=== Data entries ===
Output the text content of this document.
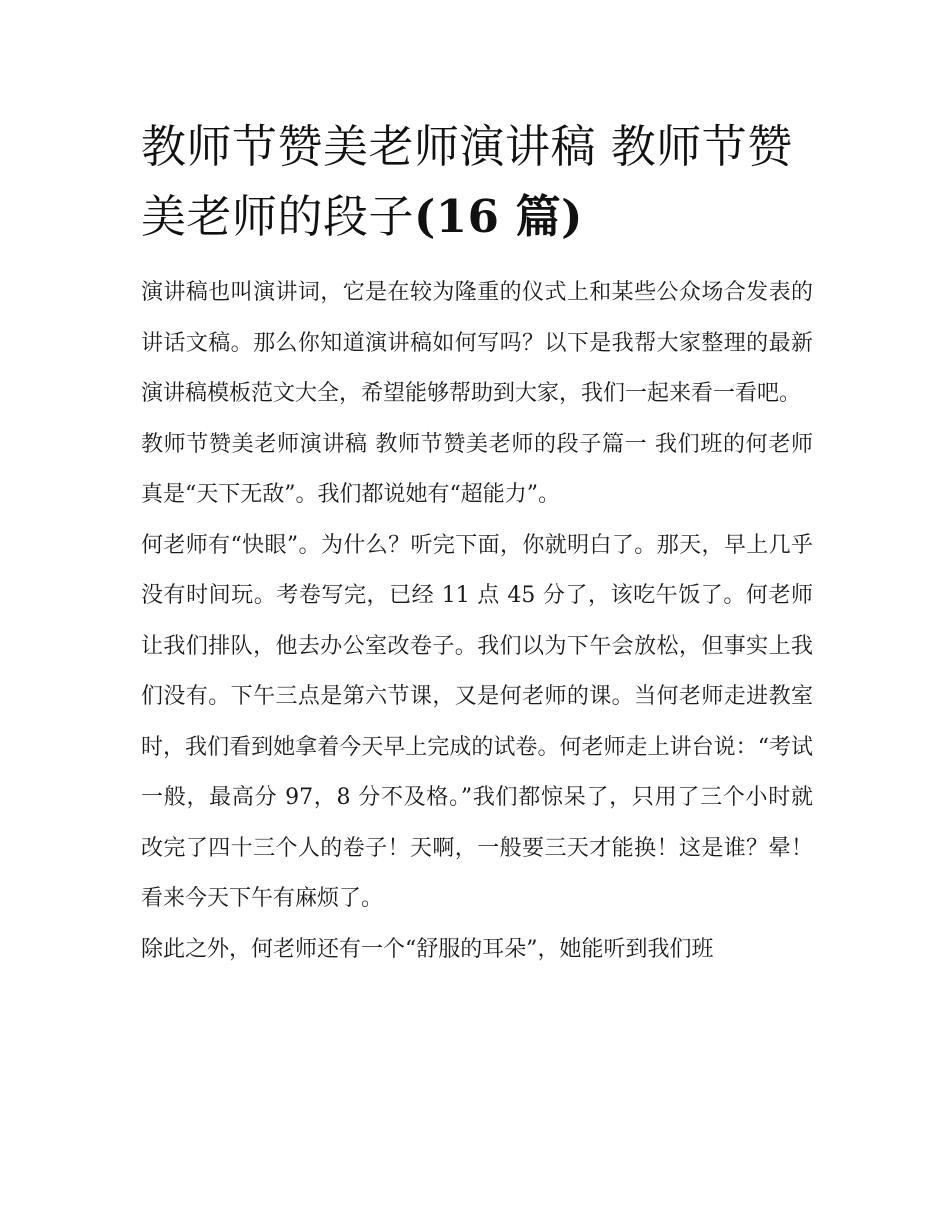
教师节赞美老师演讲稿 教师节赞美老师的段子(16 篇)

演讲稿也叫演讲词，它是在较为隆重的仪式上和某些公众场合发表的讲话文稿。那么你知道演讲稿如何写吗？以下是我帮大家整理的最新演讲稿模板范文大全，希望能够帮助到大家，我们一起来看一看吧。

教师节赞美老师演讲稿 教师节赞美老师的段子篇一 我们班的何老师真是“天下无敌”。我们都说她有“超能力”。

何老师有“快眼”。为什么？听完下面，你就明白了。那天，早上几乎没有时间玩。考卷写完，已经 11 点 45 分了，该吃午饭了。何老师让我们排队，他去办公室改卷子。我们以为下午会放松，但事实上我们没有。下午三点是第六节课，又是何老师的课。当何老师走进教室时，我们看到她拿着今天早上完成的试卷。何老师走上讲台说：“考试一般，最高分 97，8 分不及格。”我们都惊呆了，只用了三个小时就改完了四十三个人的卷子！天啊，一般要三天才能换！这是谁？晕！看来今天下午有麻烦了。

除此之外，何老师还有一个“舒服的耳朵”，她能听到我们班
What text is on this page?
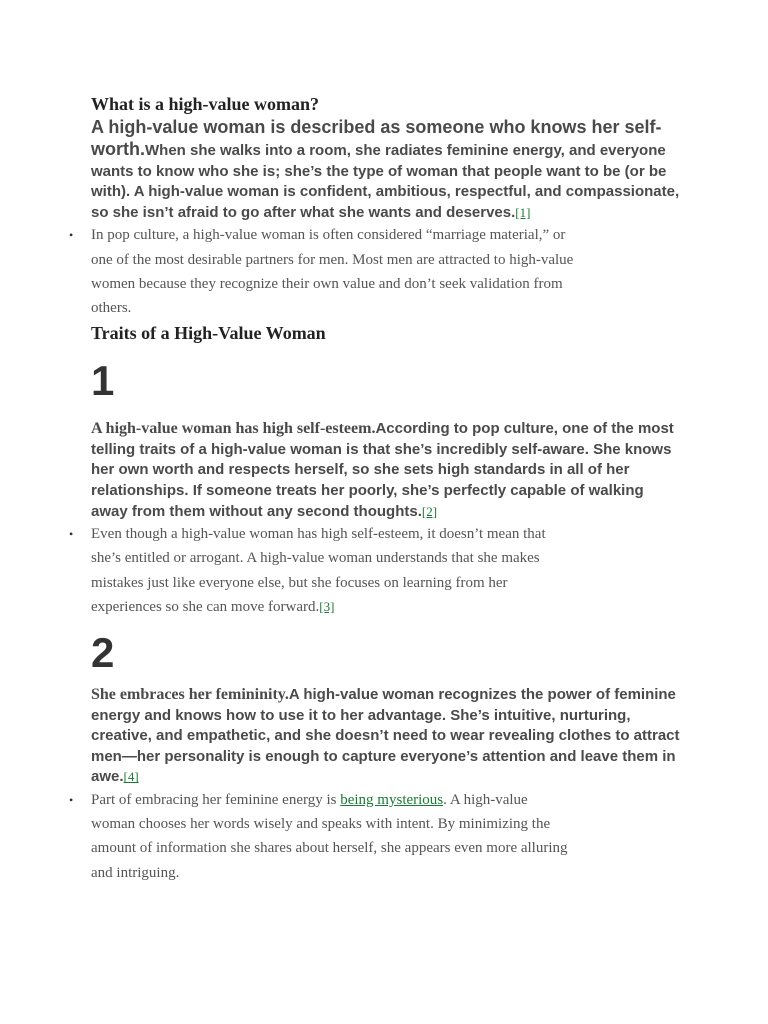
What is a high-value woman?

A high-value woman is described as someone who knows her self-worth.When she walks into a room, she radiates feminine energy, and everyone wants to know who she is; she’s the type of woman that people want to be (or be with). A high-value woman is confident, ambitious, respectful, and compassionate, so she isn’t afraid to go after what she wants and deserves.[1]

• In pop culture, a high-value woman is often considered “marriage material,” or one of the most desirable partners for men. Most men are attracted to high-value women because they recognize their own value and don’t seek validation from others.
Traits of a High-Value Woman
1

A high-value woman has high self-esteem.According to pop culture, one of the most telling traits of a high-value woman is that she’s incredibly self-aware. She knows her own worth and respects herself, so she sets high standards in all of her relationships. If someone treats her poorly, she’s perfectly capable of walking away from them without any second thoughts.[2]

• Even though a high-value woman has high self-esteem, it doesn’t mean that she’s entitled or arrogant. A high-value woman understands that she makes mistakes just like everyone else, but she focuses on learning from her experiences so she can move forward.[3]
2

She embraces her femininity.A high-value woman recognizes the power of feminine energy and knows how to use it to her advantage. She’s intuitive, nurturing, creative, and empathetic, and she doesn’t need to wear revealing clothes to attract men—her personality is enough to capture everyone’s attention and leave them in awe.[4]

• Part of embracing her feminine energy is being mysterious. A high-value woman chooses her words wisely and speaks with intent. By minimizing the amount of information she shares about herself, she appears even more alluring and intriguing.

=== Task to carry out ===
From the entries, copy out each line containing the word "text".

=== Result below ===
Output the text content of this document.
What text is on this page?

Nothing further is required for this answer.